Data entries for graphics
++++++
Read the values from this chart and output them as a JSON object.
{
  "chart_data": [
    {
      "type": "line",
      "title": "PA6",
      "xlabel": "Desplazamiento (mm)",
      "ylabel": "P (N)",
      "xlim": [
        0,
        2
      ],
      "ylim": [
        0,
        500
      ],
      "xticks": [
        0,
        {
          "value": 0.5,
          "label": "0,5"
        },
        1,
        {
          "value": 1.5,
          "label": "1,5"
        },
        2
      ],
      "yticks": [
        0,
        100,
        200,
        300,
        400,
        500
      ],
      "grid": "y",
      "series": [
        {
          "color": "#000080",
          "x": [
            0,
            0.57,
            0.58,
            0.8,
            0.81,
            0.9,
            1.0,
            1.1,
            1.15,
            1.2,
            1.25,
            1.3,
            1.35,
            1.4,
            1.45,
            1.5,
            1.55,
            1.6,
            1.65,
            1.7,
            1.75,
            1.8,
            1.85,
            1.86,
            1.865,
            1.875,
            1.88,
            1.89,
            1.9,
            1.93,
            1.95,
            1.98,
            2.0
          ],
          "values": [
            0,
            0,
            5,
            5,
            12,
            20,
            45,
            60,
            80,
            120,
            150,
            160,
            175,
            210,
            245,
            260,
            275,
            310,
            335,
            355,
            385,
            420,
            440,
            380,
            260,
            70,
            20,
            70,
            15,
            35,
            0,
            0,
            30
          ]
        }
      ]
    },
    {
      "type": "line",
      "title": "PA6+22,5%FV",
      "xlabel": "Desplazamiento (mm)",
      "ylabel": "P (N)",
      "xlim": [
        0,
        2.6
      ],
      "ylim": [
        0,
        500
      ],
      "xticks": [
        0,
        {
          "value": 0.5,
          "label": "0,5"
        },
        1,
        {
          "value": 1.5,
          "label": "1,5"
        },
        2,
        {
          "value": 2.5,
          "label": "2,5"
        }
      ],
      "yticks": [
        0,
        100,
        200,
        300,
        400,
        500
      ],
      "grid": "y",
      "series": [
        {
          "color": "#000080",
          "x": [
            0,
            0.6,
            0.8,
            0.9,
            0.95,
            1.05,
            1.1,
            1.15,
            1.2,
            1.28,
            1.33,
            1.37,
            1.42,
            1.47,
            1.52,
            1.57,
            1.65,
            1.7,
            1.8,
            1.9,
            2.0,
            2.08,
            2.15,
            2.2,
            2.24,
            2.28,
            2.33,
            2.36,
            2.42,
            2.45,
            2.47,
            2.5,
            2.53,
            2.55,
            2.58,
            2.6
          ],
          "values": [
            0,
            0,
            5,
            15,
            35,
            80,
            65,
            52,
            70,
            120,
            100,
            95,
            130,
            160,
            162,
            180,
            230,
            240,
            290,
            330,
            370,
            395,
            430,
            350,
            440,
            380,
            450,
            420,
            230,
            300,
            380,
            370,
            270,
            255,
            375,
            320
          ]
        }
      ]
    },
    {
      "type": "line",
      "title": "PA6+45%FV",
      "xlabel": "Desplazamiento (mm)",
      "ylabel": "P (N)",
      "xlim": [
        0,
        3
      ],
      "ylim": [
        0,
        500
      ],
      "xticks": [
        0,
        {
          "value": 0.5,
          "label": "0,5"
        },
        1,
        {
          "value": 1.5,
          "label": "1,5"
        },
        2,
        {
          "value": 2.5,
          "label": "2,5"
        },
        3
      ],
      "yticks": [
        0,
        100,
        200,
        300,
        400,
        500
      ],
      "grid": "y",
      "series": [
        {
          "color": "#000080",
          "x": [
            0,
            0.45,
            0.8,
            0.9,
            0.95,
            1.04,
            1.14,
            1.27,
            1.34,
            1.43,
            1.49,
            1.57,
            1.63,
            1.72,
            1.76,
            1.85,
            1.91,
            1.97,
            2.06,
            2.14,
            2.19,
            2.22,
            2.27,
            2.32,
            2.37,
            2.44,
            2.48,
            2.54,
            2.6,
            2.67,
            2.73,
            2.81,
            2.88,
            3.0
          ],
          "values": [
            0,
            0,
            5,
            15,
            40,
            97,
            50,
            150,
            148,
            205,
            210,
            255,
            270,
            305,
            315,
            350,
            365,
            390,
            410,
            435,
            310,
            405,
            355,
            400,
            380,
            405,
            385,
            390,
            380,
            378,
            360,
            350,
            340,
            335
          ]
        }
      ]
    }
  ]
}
++++++
• **GOAL OF THE EXERCISE**
Write out each line of the data above again, exactly as given.

• **TASK ANSWER**
Read the values from this chart and output them as a JSON object.
{
  "chart_data": [
    {
      "type": "line",
      "title": "PA6",
      "xlabel": "Desplazamiento (mm)",
      "ylabel": "P (N)",
      "xlim": [
        0,
        2
      ],
      "ylim": [
        0,
        500
      ],
      "xticks": [
        0,
        {
          "value": 0.5,
          "label": "0,5"
        },
        1,
        {
          "value": 1.5,
          "label": "1,5"
        },
        2
      ],
      "yticks": [
        0,
        100,
        200,
        300,
        400,
        500
      ],
      "grid": "y",
      "series": [
        {
          "color": "#000080",
          "x": [
            0,
            0.57,
            0.58,
            0.8,
            0.81,
            0.9,
            1.0,
            1.1,
            1.15,
            1.2,
            1.25,
            1.3,
            1.35,
            1.4,
            1.45,
            1.5,
            1.55,
            1.6,
            1.65,
            1.7,
            1.75,
            1.8,
            1.85,
            1.86,
            1.865,
            1.875,
            1.88,
            1.89,
            1.9,
            1.93,
            1.95,
            1.98,
            2.0
          ],
          "values": [
            0,
            0,
            5,
            5,
            12,
            20,
            45,
            60,
            80,
            120,
            150,
            160,
            175,
            210,
            245,
            260,
            275,
            310,
            335,
            355,
            385,
            420,
            440,
            380,
            260,
            70,
            20,
            70,
            15,
            35,
            0,
            0,
            30
          ]
        }
      ]
    },
    {
      "type": "line",
      "title": "PA6+22,5%FV",
      "xlabel": "Desplazamiento (mm)",
      "ylabel": "P (N)",
      "xlim": [
        0,
        2.6
      ],
      "ylim": [
        0,
        500
      ],
      "xticks": [
        0,
        {
          "value": 0.5,
          "label": "0,5"
        },
        1,
        {
          "value": 1.5,
          "label": "1,5"
        },
        2,
        {
          "value": 2.5,
          "label": "2,5"
        }
      ],
      "yticks": [
        0,
        100,
        200,
        300,
        400,
        500
      ],
      "grid": "y",
      "series": [
        {
          "color": "#000080",
          "x": [
            0,
            0.6,
            0.8,
            0.9,
            0.95,
            1.05,
            1.1,
            1.15,
            1.2,
            1.28,
            1.33,
            1.37,
            1.42,
            1.47,
            1.52,
            1.57,
            1.65,
            1.7,
            1.8,
            1.9,
            2.0,
            2.08,
            2.15,
            2.2,
            2.24,
            2.28,
            2.33,
            2.36,
            2.42,
            2.45,
            2.47,
            2.5,
            2.53,
            2.55,
            2.58,
            2.6
          ],
          "values": [
            0,
            0,
            5,
            15,
            35,
            80,
            65,
            52,
            70,
            120,
            100,
            95,
            130,
            160,
            162,
            180,
            230,
            240,
            290,
            330,
            370,
            395,
            430,
            350,
            440,
            380,
            450,
            420,
            230,
            300,
            380,
            370,
            270,
            255,
            375,
            320
          ]
        }
      ]
    },
    {
      "type": "line",
      "title": "PA6+45%FV",
      "xlabel": "Desplazamiento (mm)",
      "ylabel": "P (N)",
      "xlim": [
        0,
        3
      ],
      "ylim": [
        0,
        500
      ],
      "xticks": [
        0,
        {
          "value": 0.5,
          "label": "0,5"
        },
        1,
        {
          "value": 1.5,
          "label": "1,5"
        },
        2,
        {
          "value": 2.5,
          "label": "2,5"
        },
        3
      ],
      "yticks": [
        0,
        100,
        200,
        300,
        400,
        500
      ],
      "grid": "y",
      "series": [
        {
          "color": "#000080",
          "x": [
            0,
            0.45,
            0.8,
            0.9,
            0.95,
            1.04,
            1.14,
            1.27,
            1.34,
            1.43,
            1.49,
            1.57,
            1.63,
            1.72,
            1.76,
            1.85,
            1.91,
            1.97,
            2.06,
            2.14,
            2.19,
            2.22,
            2.27,
            2.32,
            2.37,
            2.44,
            2.48,
            2.54,
            2.6,
            2.67,
            2.73,
            2.81,
            2.88,
            3.0
          ],
          "values": [
            0,
            0,
            5,
            15,
            40,
            97,
            50,
            150,
            148,
            205,
            210,
            255,
            270,
            305,
            315,
            350,
            365,
            390,
            410,
            435,
            310,
            405,
            355,
            400,
            380,
            405,
            385,
            390,
            380,
            378,
            360,
            350,
            340,
            335
          ]
        }
      ]
    }
  ]
}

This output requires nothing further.